-------- DATASET RECORDS --------

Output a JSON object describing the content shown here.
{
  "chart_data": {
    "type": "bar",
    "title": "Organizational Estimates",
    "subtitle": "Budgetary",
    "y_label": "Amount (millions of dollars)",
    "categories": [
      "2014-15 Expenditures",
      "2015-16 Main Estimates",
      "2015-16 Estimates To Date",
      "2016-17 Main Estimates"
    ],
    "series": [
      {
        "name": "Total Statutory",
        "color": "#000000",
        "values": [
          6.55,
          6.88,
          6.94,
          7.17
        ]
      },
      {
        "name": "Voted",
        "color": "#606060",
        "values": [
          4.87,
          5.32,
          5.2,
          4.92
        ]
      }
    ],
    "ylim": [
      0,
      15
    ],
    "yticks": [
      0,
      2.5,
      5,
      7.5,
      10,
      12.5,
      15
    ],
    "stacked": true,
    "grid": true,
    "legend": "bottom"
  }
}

--------

* **AIM OF THE EXERCISE**:
Find "Estimates". Copy every line it occurs in.

* **WRITTEN RESPONSE**:
    "title": "Organizational Estimates",
      "2015-16 Main Estimates",
      "2015-16 Estimates To Date",
      "2016-17 Main Estimates"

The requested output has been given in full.